(Dataset excerpt)
>> Begin

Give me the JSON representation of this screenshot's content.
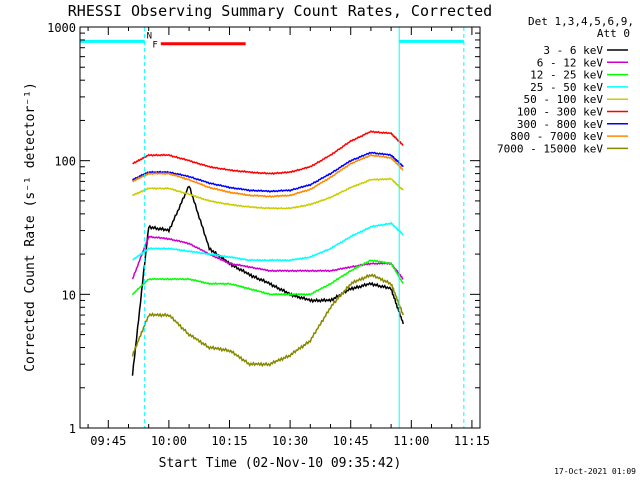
{
  "chart_data": {
    "type": "line",
    "title": "RHESSI Observing Summary Count Rates, Corrected",
    "xlabel": "Start Time (02-Nov-10 09:35:42)",
    "ylabel": "Corrected Count Rate (s⁻¹ detector⁻¹)",
    "y_scale": "log",
    "xlim": [
      "09:38:00",
      "11:17:00"
    ],
    "ylim": [
      1,
      1000
    ],
    "x_ticks": [
      "09:45",
      "10:00",
      "10:15",
      "10:30",
      "10:45",
      "11:00",
      "11:15"
    ],
    "y_ticks": [
      {
        "value": 1,
        "label": "1"
      },
      {
        "value": 10,
        "label": "10"
      },
      {
        "value": 100,
        "label": "100"
      },
      {
        "value": 1000,
        "label": "1000"
      }
    ],
    "legend_header": [
      "Det 1,3,4,5,6,9,",
      "Att 0"
    ],
    "legend_placement": "right",
    "x": [
      "09:51",
      "09:55",
      "10:00",
      "10:05",
      "10:10",
      "10:15",
      "10:20",
      "10:25",
      "10:30",
      "10:35",
      "10:40",
      "10:45",
      "10:50",
      "10:55",
      "10:58"
    ],
    "series": [
      {
        "name": "3 - 6 keV",
        "color": "#000000",
        "values": [
          2.5,
          32,
          30,
          65,
          22,
          17,
          14,
          12,
          10,
          9,
          9,
          11,
          12,
          11,
          6
        ]
      },
      {
        "name": "6 - 12 keV",
        "color": "#cc00cc",
        "values": [
          13,
          27,
          26,
          24,
          20,
          17,
          16,
          15,
          15,
          15,
          15,
          16,
          17,
          17,
          13
        ]
      },
      {
        "name": "12 - 25 keV",
        "color": "#00ff00",
        "values": [
          10,
          13,
          13,
          13,
          12,
          12,
          11,
          10,
          10,
          10,
          12,
          15,
          18,
          17,
          12
        ]
      },
      {
        "name": "25 - 50 keV",
        "color": "#00ffff",
        "values": [
          18,
          22,
          22,
          21,
          20,
          19,
          18,
          18,
          18,
          19,
          22,
          27,
          32,
          34,
          28
        ]
      },
      {
        "name": "50 - 100 keV",
        "color": "#cccc00",
        "values": [
          55,
          62,
          62,
          56,
          50,
          47,
          45,
          44,
          44,
          47,
          53,
          63,
          72,
          73,
          60
        ]
      },
      {
        "name": "100 - 300 keV",
        "color": "#ff0000",
        "values": [
          95,
          110,
          110,
          100,
          90,
          85,
          82,
          80,
          82,
          90,
          110,
          140,
          165,
          160,
          130
        ]
      },
      {
        "name": "300 - 800 keV",
        "color": "#0000ff",
        "values": [
          72,
          82,
          82,
          76,
          68,
          63,
          60,
          59,
          60,
          66,
          80,
          100,
          115,
          110,
          90
        ]
      },
      {
        "name": "800 - 7000 keV",
        "color": "#ff8800",
        "values": [
          70,
          80,
          80,
          72,
          63,
          58,
          55,
          54,
          55,
          61,
          75,
          95,
          110,
          105,
          85
        ]
      },
      {
        "name": "7000 - 15000 keV",
        "color": "#888800",
        "values": [
          3.5,
          7,
          7,
          5,
          4,
          3.8,
          3,
          3,
          3.5,
          4.5,
          8,
          12,
          14,
          12,
          7
        ]
      }
    ],
    "annotations": [
      {
        "label": "F",
        "color": "#ff0000",
        "x_start": "09:58",
        "x_end": "10:19",
        "value": 750
      },
      {
        "label": "N",
        "color": "#00ffff",
        "x_start": "09:38",
        "x_end": "09:54",
        "value": 780
      },
      {
        "label": "",
        "color": "#00ffff",
        "x_start": "10:57",
        "x_end": "11:13",
        "value": 780
      }
    ],
    "vlines": [
      {
        "x": "09:38",
        "color": "#00ffff",
        "style": "solid"
      },
      {
        "x": "09:54",
        "color": "#00ffff",
        "style": "dashed"
      },
      {
        "x": "10:57",
        "color": "#00ffff",
        "style": "solid"
      },
      {
        "x": "11:13",
        "color": "#00ffff",
        "style": "dashed"
      }
    ]
  },
  "footer": {
    "timestamp": "17-Oct-2021 01:09"
  }
}
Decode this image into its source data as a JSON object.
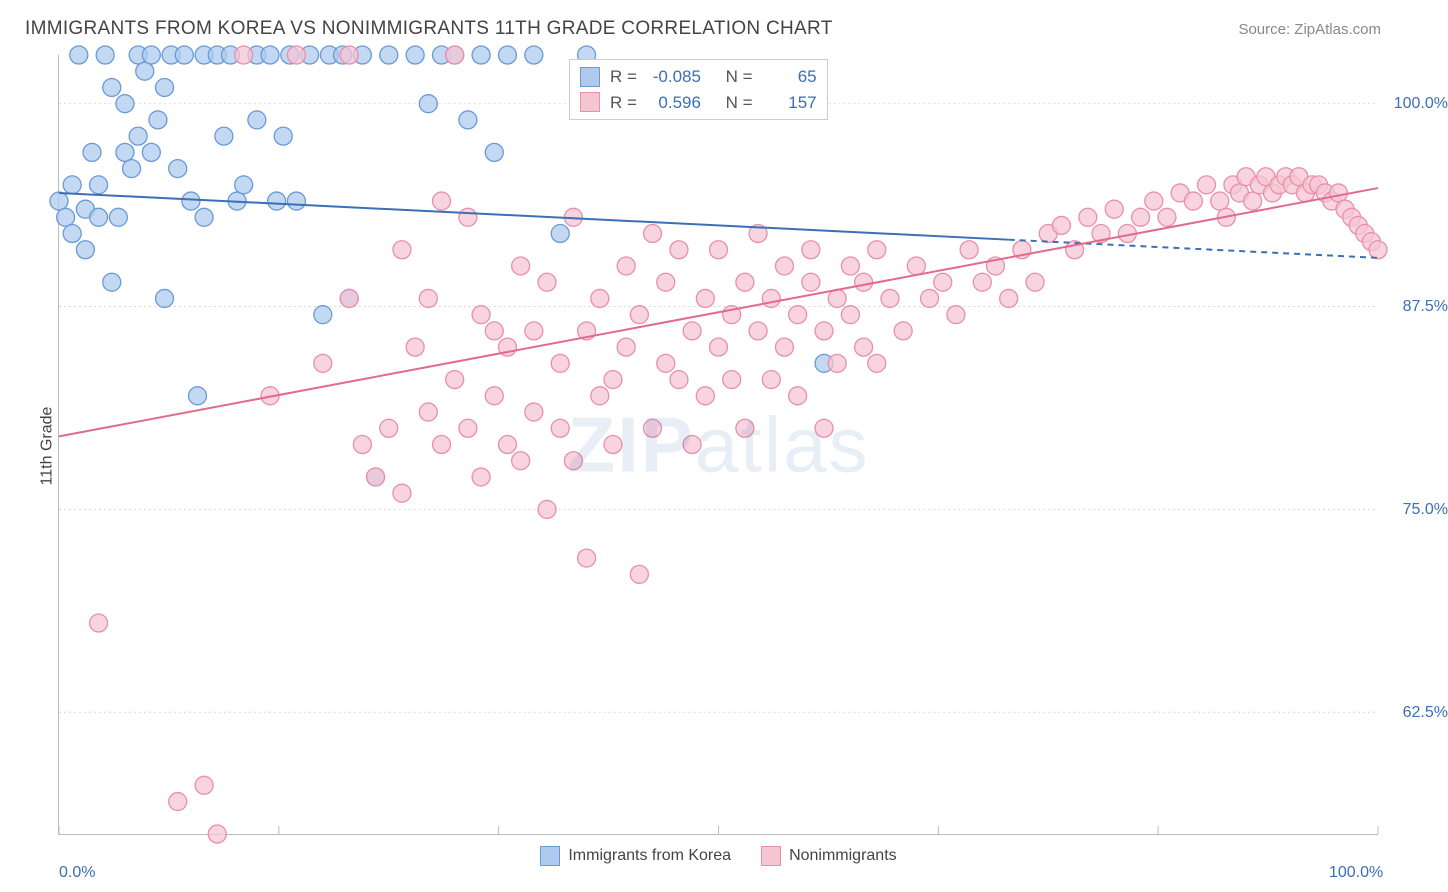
{
  "title": "IMMIGRANTS FROM KOREA VS NONIMMIGRANTS 11TH GRADE CORRELATION CHART",
  "source": "Source: ZipAtlas.com",
  "y_axis_label": "11th Grade",
  "watermark_bold": "ZIP",
  "watermark_light": "atlas",
  "chart": {
    "type": "scatter-with-regression",
    "background_color": "#ffffff",
    "grid_color": "#d8d8d8",
    "grid_dash": "2,3",
    "axis_color": "#bbbbbb",
    "x": {
      "min": 0,
      "max": 100,
      "ticks": [
        0,
        16.67,
        33.33,
        50,
        66.67,
        83.33,
        100
      ],
      "labels_shown": {
        "0": "0.0%",
        "100": "100.0%"
      }
    },
    "y": {
      "min": 55,
      "max": 103,
      "ticks": [
        62.5,
        75.0,
        87.5,
        100.0
      ],
      "tick_labels": [
        "62.5%",
        "75.0%",
        "87.5%",
        "100.0%"
      ]
    },
    "series": [
      {
        "name": "Immigrants from Korea",
        "color_fill": "#aecbef",
        "color_stroke": "#6a9ad4",
        "marker_radius": 9,
        "marker_opacity": 0.75,
        "R": "-0.085",
        "N": "65",
        "regression": {
          "x1": 0,
          "y1": 94.5,
          "x2": 100,
          "y2": 90.5,
          "solid_until_x": 72,
          "color": "#3b6fb6",
          "width": 2
        },
        "points": [
          [
            0,
            94
          ],
          [
            0.5,
            93
          ],
          [
            1,
            95
          ],
          [
            1,
            92
          ],
          [
            1.5,
            103
          ],
          [
            2,
            93.5
          ],
          [
            2,
            91
          ],
          [
            2.5,
            97
          ],
          [
            3,
            95
          ],
          [
            3,
            93
          ],
          [
            3.5,
            103
          ],
          [
            4,
            101
          ],
          [
            4,
            89
          ],
          [
            4.5,
            93
          ],
          [
            5,
            100
          ],
          [
            5,
            97
          ],
          [
            5.5,
            96
          ],
          [
            6,
            103
          ],
          [
            6,
            98
          ],
          [
            6.5,
            102
          ],
          [
            7,
            97
          ],
          [
            7,
            103
          ],
          [
            7.5,
            99
          ],
          [
            8,
            88
          ],
          [
            8,
            101
          ],
          [
            8.5,
            103
          ],
          [
            9,
            96
          ],
          [
            9.5,
            103
          ],
          [
            10,
            94
          ],
          [
            10.5,
            82
          ],
          [
            11,
            93
          ],
          [
            11,
            103
          ],
          [
            12,
            103
          ],
          [
            12.5,
            98
          ],
          [
            13,
            103
          ],
          [
            13.5,
            94
          ],
          [
            14,
            95
          ],
          [
            15,
            103
          ],
          [
            15,
            99
          ],
          [
            16,
            103
          ],
          [
            16.5,
            94
          ],
          [
            17,
            98
          ],
          [
            17.5,
            103
          ],
          [
            18,
            94
          ],
          [
            19,
            103
          ],
          [
            20,
            87
          ],
          [
            20.5,
            103
          ],
          [
            21.5,
            103
          ],
          [
            22,
            88
          ],
          [
            23,
            103
          ],
          [
            24,
            77
          ],
          [
            25,
            103
          ],
          [
            27,
            103
          ],
          [
            28,
            100
          ],
          [
            29,
            103
          ],
          [
            30,
            103
          ],
          [
            31,
            99
          ],
          [
            32,
            103
          ],
          [
            33,
            97
          ],
          [
            34,
            103
          ],
          [
            36,
            103
          ],
          [
            38,
            92
          ],
          [
            40,
            103
          ],
          [
            58,
            84
          ]
        ]
      },
      {
        "name": "Nonimmigrants",
        "color_fill": "#f4c6d4",
        "color_stroke": "#e98fab",
        "marker_radius": 9,
        "marker_opacity": 0.75,
        "R": "0.596",
        "N": "157",
        "regression": {
          "x1": 0,
          "y1": 79.5,
          "x2": 100,
          "y2": 94.8,
          "solid_until_x": 100,
          "color": "#e26a8d",
          "width": 2
        },
        "points": [
          [
            3,
            68
          ],
          [
            9,
            57
          ],
          [
            11,
            58
          ],
          [
            12,
            55
          ],
          [
            14,
            103
          ],
          [
            16,
            82
          ],
          [
            18,
            103
          ],
          [
            20,
            84
          ],
          [
            22,
            88
          ],
          [
            22,
            103
          ],
          [
            23,
            79
          ],
          [
            24,
            77
          ],
          [
            25,
            80
          ],
          [
            26,
            76
          ],
          [
            26,
            91
          ],
          [
            27,
            85
          ],
          [
            28,
            81
          ],
          [
            28,
            88
          ],
          [
            29,
            94
          ],
          [
            29,
            79
          ],
          [
            30,
            83
          ],
          [
            30,
            103
          ],
          [
            31,
            93
          ],
          [
            31,
            80
          ],
          [
            32,
            87
          ],
          [
            32,
            77
          ],
          [
            33,
            86
          ],
          [
            33,
            82
          ],
          [
            34,
            85
          ],
          [
            34,
            79
          ],
          [
            35,
            78
          ],
          [
            35,
            90
          ],
          [
            36,
            86
          ],
          [
            36,
            81
          ],
          [
            37,
            89
          ],
          [
            37,
            75
          ],
          [
            38,
            84
          ],
          [
            38,
            80
          ],
          [
            39,
            93
          ],
          [
            39,
            78
          ],
          [
            40,
            86
          ],
          [
            40,
            72
          ],
          [
            41,
            82
          ],
          [
            41,
            88
          ],
          [
            42,
            83
          ],
          [
            42,
            79
          ],
          [
            43,
            90
          ],
          [
            43,
            85
          ],
          [
            44,
            71
          ],
          [
            44,
            87
          ],
          [
            45,
            92
          ],
          [
            45,
            80
          ],
          [
            46,
            89
          ],
          [
            46,
            84
          ],
          [
            47,
            83
          ],
          [
            47,
            91
          ],
          [
            48,
            86
          ],
          [
            48,
            79
          ],
          [
            49,
            88
          ],
          [
            49,
            82
          ],
          [
            50,
            85
          ],
          [
            50,
            91
          ],
          [
            51,
            83
          ],
          [
            51,
            87
          ],
          [
            52,
            89
          ],
          [
            52,
            80
          ],
          [
            53,
            92
          ],
          [
            53,
            86
          ],
          [
            54,
            88
          ],
          [
            54,
            83
          ],
          [
            55,
            90
          ],
          [
            55,
            85
          ],
          [
            56,
            87
          ],
          [
            56,
            82
          ],
          [
            57,
            89
          ],
          [
            57,
            91
          ],
          [
            58,
            80
          ],
          [
            58,
            86
          ],
          [
            59,
            88
          ],
          [
            59,
            84
          ],
          [
            60,
            90
          ],
          [
            60,
            87
          ],
          [
            61,
            85
          ],
          [
            61,
            89
          ],
          [
            62,
            91
          ],
          [
            62,
            84
          ],
          [
            63,
            88
          ],
          [
            64,
            86
          ],
          [
            65,
            90
          ],
          [
            66,
            88
          ],
          [
            67,
            89
          ],
          [
            68,
            87
          ],
          [
            69,
            91
          ],
          [
            70,
            89
          ],
          [
            71,
            90
          ],
          [
            72,
            88
          ],
          [
            73,
            91
          ],
          [
            74,
            89
          ],
          [
            75,
            92
          ],
          [
            76,
            92.5
          ],
          [
            77,
            91
          ],
          [
            78,
            93
          ],
          [
            79,
            92
          ],
          [
            80,
            93.5
          ],
          [
            81,
            92
          ],
          [
            82,
            93
          ],
          [
            83,
            94
          ],
          [
            84,
            93
          ],
          [
            85,
            94.5
          ],
          [
            86,
            94
          ],
          [
            87,
            95
          ],
          [
            88,
            94
          ],
          [
            88.5,
            93
          ],
          [
            89,
            95
          ],
          [
            89.5,
            94.5
          ],
          [
            90,
            95.5
          ],
          [
            90.5,
            94
          ],
          [
            91,
            95
          ],
          [
            91.5,
            95.5
          ],
          [
            92,
            94.5
          ],
          [
            92.5,
            95
          ],
          [
            93,
            95.5
          ],
          [
            93.5,
            95
          ],
          [
            94,
            95.5
          ],
          [
            94.5,
            94.5
          ],
          [
            95,
            95
          ],
          [
            95.5,
            95
          ],
          [
            96,
            94.5
          ],
          [
            96.5,
            94
          ],
          [
            97,
            94.5
          ],
          [
            97.5,
            93.5
          ],
          [
            98,
            93
          ],
          [
            98.5,
            92.5
          ],
          [
            99,
            92
          ],
          [
            99.5,
            91.5
          ],
          [
            100,
            91
          ]
        ]
      }
    ]
  },
  "bottom_legend": [
    {
      "label": "Immigrants from Korea",
      "fill": "#aecbef",
      "stroke": "#6a9ad4"
    },
    {
      "label": "Nonimmigrants",
      "fill": "#f4c6d4",
      "stroke": "#e98fab"
    }
  ],
  "stats_legend_labels": {
    "R": "R =",
    "N": "N ="
  }
}
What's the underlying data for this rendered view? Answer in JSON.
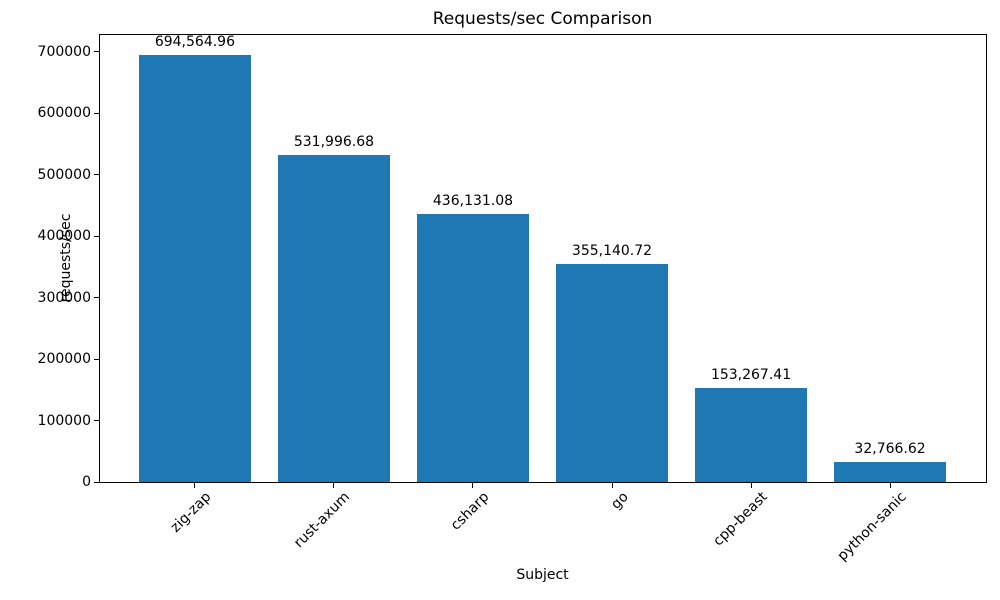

>> End

Work to complete:
Gather every line containing the word "this" and copy it.

Task answer:
Give me the JSON representation of this screenshot's content.
Decode this image into its source data as a JSON object.
What's the underlying data for this rendered view? Answer in JSON.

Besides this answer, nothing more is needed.